About this exercise =>
Every entry is to be set down a second time, precisely as written.

Items from a dataset
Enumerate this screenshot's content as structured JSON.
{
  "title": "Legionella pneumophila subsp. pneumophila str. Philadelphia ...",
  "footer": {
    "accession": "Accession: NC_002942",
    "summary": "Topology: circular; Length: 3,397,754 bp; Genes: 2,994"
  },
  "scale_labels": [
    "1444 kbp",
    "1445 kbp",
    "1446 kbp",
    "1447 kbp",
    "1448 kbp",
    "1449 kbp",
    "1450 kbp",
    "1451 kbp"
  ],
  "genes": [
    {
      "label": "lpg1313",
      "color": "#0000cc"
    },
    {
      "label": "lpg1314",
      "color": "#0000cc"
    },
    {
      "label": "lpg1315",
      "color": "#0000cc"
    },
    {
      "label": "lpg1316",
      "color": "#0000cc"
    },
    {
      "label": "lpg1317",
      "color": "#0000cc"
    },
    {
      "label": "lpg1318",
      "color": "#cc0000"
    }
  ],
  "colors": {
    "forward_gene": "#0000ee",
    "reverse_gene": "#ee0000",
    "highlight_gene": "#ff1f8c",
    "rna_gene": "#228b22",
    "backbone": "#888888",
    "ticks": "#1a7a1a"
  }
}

Solution to this task =>
Enumerate this screenshot's content as structured JSON.
{
  "title": "Legionella pneumophila subsp. pneumophila str. Philadelphia ...",
  "footer": {
    "accession": "Accession: NC_002942",
    "summary": "Topology: circular; Length: 3,397,754 bp; Genes: 2,994"
  },
  "scale_labels": [
    "1444 kbp",
    "1445 kbp",
    "1446 kbp",
    "1447 kbp",
    "1448 kbp",
    "1449 kbp",
    "1450 kbp",
    "1451 kbp"
  ],
  "genes": [
    {
      "label": "lpg1313",
      "color": "#0000cc"
    },
    {
      "label": "lpg1314",
      "color": "#0000cc"
    },
    {
      "label": "lpg1315",
      "color": "#0000cc"
    },
    {
      "label": "lpg1316",
      "color": "#0000cc"
    },
    {
      "label": "lpg1317",
      "color": "#0000cc"
    },
    {
      "label": "lpg1318",
      "color": "#cc0000"
    }
  ],
  "colors": {
    "forward_gene": "#0000ee",
    "reverse_gene": "#ee0000",
    "highlight_gene": "#ff1f8c",
    "rna_gene": "#228b22",
    "backbone": "#888888",
    "ticks": "#1a7a1a"
  }
}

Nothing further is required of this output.